**YOUR INSTRUCTIONS:** Report, word for word, every line of the material that contains "expenses".

**DATASET:**
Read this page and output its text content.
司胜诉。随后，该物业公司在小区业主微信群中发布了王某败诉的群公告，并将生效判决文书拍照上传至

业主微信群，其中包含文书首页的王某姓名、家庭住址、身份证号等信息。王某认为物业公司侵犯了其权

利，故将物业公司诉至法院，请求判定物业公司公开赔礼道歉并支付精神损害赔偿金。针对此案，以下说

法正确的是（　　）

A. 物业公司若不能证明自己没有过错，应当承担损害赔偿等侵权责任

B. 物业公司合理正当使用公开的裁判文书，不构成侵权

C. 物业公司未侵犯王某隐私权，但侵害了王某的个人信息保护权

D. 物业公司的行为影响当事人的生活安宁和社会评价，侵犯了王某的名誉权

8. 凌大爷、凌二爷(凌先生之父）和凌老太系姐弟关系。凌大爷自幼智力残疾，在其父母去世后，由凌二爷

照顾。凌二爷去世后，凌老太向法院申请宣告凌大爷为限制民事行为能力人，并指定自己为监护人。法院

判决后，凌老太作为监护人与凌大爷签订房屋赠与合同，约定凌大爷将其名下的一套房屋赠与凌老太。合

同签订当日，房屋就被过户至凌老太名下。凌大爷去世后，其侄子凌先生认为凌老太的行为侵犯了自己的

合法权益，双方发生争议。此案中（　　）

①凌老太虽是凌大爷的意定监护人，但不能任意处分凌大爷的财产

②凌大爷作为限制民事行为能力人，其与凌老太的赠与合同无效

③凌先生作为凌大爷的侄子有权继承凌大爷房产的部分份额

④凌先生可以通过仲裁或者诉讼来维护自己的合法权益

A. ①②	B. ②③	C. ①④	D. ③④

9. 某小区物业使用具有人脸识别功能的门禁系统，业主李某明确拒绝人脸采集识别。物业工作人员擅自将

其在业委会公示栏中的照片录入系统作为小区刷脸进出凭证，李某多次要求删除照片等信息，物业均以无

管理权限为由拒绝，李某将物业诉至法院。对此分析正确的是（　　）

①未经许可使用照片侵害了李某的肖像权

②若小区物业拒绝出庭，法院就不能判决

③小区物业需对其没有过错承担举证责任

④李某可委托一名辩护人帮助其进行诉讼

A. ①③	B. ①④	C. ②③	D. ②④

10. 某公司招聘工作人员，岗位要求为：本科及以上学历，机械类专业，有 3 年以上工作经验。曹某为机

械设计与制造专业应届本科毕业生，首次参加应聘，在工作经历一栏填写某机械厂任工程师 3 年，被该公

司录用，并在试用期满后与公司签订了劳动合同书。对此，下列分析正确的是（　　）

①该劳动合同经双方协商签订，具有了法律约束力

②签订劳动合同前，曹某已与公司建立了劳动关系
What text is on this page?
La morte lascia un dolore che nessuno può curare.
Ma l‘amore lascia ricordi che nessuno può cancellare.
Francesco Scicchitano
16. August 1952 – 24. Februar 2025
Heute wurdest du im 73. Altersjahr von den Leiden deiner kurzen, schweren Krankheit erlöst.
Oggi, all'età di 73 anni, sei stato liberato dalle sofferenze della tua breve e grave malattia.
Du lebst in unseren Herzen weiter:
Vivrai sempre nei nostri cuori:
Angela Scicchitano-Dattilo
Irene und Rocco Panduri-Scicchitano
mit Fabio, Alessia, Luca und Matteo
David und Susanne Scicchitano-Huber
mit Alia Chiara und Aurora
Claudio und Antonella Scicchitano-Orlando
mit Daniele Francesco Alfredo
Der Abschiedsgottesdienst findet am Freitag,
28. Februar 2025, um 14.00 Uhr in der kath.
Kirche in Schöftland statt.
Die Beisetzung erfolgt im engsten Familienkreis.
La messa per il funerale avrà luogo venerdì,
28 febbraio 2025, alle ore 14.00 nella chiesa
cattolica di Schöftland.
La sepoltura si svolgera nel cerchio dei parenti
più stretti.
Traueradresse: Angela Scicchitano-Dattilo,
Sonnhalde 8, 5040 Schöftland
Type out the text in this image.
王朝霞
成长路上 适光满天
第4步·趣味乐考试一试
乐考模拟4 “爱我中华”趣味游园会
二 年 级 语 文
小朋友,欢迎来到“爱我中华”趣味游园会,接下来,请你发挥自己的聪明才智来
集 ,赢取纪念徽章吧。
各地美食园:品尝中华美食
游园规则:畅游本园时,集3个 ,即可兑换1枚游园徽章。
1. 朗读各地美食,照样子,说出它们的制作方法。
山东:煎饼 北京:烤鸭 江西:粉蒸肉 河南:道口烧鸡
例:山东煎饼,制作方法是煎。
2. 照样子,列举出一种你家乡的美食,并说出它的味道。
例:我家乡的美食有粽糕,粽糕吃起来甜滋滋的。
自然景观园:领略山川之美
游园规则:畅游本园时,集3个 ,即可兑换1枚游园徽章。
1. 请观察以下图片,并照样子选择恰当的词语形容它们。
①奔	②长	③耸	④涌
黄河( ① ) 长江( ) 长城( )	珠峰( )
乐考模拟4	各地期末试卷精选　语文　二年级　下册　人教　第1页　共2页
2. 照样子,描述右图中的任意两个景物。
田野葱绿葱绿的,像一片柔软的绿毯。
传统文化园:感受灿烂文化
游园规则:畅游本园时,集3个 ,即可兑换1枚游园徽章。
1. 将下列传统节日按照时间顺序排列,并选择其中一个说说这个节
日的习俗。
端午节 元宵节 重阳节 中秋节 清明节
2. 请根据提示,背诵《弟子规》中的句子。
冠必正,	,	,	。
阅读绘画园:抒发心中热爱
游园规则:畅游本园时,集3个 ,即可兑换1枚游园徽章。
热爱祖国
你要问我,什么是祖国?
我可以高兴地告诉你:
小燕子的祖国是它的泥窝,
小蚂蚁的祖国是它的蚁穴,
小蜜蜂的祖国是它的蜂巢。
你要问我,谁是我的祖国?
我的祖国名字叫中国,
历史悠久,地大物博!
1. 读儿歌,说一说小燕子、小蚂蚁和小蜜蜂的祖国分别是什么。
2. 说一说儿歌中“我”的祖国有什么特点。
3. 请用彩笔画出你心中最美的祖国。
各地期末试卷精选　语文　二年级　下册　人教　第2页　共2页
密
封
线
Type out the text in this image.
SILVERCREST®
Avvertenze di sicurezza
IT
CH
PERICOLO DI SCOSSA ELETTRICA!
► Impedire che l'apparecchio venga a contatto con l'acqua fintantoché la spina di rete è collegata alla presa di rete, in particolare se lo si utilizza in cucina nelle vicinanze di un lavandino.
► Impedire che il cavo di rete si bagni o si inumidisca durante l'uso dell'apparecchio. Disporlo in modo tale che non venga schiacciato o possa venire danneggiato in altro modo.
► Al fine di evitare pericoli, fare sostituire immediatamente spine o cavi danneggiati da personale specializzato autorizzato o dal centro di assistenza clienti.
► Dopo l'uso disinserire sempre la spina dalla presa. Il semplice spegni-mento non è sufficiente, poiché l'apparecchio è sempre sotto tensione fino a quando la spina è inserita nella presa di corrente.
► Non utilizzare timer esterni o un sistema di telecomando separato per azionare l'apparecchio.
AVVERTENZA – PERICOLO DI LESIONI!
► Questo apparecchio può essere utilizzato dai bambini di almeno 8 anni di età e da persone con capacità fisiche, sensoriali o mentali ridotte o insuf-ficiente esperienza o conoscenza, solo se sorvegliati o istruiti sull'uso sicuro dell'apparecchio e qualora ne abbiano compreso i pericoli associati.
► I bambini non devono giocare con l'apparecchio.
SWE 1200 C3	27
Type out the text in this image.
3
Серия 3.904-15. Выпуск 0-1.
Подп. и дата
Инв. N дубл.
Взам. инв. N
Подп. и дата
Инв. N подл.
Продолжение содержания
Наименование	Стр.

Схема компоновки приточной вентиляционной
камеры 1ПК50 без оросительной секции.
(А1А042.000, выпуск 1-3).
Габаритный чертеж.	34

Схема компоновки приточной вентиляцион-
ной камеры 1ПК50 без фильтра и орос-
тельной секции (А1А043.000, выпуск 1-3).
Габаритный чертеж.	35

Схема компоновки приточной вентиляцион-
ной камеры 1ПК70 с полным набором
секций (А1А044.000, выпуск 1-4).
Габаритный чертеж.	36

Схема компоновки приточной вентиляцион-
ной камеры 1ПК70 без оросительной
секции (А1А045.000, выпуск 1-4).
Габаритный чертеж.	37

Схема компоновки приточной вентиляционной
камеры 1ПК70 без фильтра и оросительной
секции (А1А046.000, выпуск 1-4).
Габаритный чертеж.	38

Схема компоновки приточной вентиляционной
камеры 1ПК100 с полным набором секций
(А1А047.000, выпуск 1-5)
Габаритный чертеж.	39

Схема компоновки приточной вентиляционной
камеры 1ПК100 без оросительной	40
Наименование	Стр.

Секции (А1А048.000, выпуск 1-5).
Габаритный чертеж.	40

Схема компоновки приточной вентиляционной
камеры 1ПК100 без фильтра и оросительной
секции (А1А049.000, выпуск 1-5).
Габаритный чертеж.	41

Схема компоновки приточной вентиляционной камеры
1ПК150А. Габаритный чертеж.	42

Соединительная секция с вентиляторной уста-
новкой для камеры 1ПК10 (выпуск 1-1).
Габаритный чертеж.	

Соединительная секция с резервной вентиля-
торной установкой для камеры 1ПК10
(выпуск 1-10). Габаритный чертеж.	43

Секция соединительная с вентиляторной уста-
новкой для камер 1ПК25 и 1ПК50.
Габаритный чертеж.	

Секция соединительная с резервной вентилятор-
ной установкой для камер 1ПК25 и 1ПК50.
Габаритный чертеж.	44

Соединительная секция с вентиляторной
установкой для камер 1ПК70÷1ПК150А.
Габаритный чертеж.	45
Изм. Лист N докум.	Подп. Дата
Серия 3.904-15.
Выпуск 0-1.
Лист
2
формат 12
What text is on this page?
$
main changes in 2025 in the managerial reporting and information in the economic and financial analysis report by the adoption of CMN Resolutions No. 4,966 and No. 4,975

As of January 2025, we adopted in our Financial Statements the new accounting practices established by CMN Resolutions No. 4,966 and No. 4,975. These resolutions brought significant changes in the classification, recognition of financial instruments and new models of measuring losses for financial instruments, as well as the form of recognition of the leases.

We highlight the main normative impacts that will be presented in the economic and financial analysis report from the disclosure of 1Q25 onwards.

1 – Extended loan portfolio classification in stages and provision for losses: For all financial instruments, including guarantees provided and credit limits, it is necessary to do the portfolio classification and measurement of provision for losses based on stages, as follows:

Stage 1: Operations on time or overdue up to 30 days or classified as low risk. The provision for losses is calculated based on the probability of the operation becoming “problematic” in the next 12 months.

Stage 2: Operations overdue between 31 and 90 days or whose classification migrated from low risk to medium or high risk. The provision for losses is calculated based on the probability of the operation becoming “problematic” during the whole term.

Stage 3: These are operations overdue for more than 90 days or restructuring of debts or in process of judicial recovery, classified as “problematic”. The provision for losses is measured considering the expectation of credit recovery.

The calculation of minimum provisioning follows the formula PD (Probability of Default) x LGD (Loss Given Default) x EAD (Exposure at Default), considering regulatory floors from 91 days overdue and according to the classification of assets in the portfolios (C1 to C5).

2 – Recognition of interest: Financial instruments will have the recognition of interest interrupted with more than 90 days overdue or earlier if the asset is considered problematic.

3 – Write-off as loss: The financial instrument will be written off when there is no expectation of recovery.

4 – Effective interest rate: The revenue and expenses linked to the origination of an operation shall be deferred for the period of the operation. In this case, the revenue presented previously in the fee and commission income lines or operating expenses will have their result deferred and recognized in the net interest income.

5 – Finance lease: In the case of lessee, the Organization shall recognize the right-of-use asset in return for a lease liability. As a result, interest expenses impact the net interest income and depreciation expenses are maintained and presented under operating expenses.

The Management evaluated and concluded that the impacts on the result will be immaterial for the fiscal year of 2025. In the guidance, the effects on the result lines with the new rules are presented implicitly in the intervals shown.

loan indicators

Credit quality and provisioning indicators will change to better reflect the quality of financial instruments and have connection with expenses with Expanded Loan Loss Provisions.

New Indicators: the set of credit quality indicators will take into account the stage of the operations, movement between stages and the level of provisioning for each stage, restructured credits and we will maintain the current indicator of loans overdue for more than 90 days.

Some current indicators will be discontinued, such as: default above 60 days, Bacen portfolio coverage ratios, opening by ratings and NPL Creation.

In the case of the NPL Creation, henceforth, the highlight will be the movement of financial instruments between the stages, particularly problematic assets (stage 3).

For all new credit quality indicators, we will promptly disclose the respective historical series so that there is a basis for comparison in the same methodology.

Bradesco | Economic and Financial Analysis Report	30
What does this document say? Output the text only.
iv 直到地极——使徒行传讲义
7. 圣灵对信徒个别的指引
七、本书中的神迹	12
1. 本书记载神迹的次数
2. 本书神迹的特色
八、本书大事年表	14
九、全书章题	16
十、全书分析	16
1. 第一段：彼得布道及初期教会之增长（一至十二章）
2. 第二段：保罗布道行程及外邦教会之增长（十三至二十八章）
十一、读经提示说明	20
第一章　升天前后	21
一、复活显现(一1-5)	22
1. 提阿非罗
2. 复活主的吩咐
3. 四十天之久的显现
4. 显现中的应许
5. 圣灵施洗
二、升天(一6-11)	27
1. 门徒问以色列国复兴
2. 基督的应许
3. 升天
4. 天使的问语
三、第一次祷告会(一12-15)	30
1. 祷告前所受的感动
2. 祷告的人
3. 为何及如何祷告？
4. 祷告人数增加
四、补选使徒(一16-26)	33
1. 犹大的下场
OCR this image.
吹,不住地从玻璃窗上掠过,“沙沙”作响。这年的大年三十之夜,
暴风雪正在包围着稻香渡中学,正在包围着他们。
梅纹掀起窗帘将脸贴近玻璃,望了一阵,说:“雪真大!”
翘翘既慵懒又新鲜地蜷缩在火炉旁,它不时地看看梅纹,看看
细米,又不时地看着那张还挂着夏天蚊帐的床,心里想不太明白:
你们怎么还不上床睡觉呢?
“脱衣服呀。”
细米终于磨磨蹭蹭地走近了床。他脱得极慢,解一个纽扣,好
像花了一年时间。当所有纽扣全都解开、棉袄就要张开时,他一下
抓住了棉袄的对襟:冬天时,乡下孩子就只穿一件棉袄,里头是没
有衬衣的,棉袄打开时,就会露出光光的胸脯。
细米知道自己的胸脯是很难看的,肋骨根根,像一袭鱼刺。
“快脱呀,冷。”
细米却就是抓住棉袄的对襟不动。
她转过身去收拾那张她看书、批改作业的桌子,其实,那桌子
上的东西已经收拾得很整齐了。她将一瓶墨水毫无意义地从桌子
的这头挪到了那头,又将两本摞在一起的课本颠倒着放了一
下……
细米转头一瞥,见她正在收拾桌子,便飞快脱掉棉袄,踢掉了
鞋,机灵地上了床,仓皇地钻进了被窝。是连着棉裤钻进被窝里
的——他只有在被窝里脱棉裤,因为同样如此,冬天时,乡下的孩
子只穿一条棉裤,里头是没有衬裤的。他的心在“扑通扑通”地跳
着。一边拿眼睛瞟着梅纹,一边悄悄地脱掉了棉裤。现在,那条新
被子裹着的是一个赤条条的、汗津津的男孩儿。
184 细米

**RESULT OF THE TASK:**
4 – Effective interest rate: The revenue and expenses linked to the origination of an operation shall be deferred for the period of the operation. In this case, the revenue presented previously in the fee and commission income lines or operating expenses will have their result deferred and recognized in the net interest income.
5 – Finance lease: In the case of lessee, the Organization shall recognize the right-of-use asset in return for a lease liability. As a result, interest expenses impact the net interest income and depreciation expenses are maintained and presented under operating expenses.
Credit quality and provisioning indicators will change to better reflect the quality of financial instruments and have connection with expenses with Expanded Loan Loss Provisions.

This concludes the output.